# What is asked:
(a) Which steps does the battery production text give for electrode manufacturing?
(b) Could you reproduce the battery production text from "Two examples from" to "purpose of both."?
(c) Does each of these statements agree with the battery production text? Answer yes or no for each, and quote the deciding words. (i) Aluminum serves as the current collector for the anode. (ii) A solid state electrolyte does not need a separator. (iii) The separator has to be porous.

# Document excerpt:
Two examples from growing companies include a sulfide based or ceramic solid electrolyte. Solids tend to have lower ionic conductivity than liquid by nature of the phase change, but these materials are designed to specifically conduct lithium ions. The best analogy I could come up with is swimming through water vs swimming through a foam/ball pit. There is no need for a separator with a solid state electrolyte as it serves the dual purpose of both.
Separator
The separator is only necessary with a liquid electrolyte as I mention above. The purpose of this material is to prevent contact between electrodes and stop electrons from being able to travel directly to the other electrode. This material needs to be porous so lithium ions in the liquid electrolyte can still pass through.
Production
Aluminum is used as the current collector for the cathode and copper for the anode. The production process is quite detailed and can be seen here. Steps include electrode manufacturing, cell assembly, and cell finishing. For electrode manufacturing, steps include mixing, coating, drying, calendaring, slitting, and vacuum drying. Cell assembly involves separation, stacking, packaging, electrolyte filling, winding, packaging, and electrolyte filing. The steps of cell finishing are then roll pressing, formation, degassing, aging, and EOL testing. As automated as this process has gotten, there are still a lot of steps, equipment, and materials needed to produce batteries.

# Given data:
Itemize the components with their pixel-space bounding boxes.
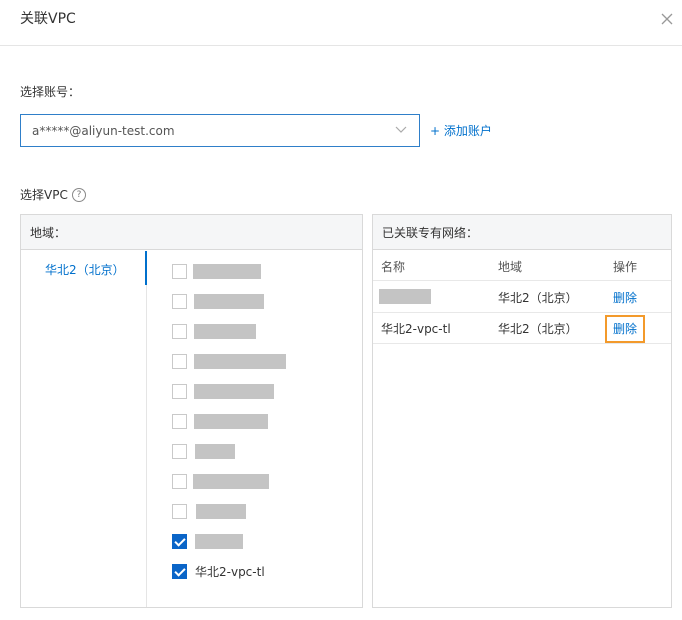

# The answers:
(a) Mixing, coating, drying, calendaring, slitting, and vacuum drying.

(b)
Two examples from growing companies include a sulfide based or ceramic solid electrolyte. Solids tend to have lower ionic conductivity than liquid by nature of the phase change, but these materials are designed to specifically conduct lithium ions. The best analogy I could come up with is swimming through water vs swimming through a foam/ball pit. There is no need for a separator with a solid state electrolyte as it serves the dual purpose of both.

(c)
(i) No: "Aluminum is used as the current collector for the cathode and copper for the anode."
(ii) Yes: "There is no need for a separator with a solid state electrolyte"
(iii) Yes: "This material needs to be porous so lithium ions in the liquid electrolyte can still pass through."